---------- Extracted records ----------

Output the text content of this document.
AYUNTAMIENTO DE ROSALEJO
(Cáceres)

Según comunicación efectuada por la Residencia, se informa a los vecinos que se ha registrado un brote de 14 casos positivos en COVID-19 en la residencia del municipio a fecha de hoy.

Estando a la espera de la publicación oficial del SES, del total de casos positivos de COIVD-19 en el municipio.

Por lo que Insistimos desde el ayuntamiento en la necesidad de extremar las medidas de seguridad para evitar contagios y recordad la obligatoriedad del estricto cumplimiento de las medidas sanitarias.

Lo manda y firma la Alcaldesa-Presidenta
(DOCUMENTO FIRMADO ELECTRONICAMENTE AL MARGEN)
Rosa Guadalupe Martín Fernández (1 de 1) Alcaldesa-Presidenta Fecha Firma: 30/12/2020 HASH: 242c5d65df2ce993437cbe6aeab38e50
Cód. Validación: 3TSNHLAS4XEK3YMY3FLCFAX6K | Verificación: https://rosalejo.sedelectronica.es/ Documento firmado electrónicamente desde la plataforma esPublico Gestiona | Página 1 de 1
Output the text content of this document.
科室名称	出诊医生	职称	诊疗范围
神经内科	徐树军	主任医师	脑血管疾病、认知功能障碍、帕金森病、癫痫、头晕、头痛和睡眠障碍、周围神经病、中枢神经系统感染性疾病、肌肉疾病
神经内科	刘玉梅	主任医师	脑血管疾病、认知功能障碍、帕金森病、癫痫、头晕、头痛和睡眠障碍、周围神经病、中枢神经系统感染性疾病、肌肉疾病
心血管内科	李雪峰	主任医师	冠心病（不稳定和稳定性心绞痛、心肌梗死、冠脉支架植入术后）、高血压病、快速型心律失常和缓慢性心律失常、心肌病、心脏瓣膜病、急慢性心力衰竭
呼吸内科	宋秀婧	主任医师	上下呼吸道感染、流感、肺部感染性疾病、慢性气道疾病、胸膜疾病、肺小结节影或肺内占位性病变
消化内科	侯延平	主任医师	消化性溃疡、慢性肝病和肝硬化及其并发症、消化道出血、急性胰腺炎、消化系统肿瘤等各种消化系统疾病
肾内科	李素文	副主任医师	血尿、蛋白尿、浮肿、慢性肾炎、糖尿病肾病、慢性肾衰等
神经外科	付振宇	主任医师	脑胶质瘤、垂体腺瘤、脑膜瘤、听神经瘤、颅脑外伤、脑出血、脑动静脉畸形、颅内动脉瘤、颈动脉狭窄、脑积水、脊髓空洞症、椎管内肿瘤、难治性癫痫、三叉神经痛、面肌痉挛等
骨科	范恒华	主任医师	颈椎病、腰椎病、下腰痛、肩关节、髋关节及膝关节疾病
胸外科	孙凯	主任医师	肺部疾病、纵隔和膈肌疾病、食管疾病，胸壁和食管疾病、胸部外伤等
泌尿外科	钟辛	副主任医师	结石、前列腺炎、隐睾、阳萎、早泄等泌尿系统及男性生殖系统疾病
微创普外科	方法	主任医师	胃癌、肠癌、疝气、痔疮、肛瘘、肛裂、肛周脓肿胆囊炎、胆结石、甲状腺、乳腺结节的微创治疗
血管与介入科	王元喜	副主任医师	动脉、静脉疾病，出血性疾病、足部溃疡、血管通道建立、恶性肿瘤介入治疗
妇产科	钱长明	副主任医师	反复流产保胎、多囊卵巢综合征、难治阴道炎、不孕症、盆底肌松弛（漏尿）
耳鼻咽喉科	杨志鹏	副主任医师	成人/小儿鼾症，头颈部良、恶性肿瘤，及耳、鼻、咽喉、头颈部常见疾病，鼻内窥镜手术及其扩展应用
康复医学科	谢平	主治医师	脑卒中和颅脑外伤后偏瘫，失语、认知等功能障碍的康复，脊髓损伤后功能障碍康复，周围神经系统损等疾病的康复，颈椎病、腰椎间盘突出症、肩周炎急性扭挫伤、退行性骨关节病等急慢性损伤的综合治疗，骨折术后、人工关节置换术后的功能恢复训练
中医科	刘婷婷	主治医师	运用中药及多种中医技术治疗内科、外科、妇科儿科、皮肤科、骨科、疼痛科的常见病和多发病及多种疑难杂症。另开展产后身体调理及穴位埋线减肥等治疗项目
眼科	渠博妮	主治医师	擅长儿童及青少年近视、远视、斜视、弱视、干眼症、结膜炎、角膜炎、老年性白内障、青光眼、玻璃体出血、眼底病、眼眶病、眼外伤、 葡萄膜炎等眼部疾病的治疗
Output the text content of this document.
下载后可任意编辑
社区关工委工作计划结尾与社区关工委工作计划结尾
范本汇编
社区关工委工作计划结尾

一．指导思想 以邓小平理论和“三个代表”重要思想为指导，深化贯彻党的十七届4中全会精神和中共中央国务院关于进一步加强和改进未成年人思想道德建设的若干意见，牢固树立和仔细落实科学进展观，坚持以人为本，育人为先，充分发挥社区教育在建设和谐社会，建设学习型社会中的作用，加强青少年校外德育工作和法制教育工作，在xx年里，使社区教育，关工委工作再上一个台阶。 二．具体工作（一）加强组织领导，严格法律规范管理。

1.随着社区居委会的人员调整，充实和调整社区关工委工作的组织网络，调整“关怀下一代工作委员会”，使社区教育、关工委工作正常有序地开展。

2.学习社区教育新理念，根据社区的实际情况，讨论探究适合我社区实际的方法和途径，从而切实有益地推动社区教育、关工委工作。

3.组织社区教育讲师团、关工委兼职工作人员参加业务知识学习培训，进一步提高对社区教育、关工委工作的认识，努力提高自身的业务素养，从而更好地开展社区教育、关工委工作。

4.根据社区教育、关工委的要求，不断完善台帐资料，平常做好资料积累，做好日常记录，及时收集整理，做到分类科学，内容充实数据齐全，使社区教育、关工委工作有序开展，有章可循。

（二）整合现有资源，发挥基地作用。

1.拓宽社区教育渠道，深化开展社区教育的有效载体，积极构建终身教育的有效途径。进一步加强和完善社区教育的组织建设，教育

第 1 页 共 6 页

----------

* Instructions for the task
Pull out all lines from the entries above that include the word "周围神经病".

* Finished answer
神经内科	徐树军	主任医师	脑血管疾病、认知功能障碍、帕金森病、癫痫、头晕、头痛和睡眠障碍、周围神经病、中枢神经系统感染性疾病、肌肉疾病
神经内科	刘玉梅	主任医师	脑血管疾病、认知功能障碍、帕金森病、癫痫、头晕、头痛和睡眠障碍、周围神经病、中枢神经系统感染性疾病、肌肉疾病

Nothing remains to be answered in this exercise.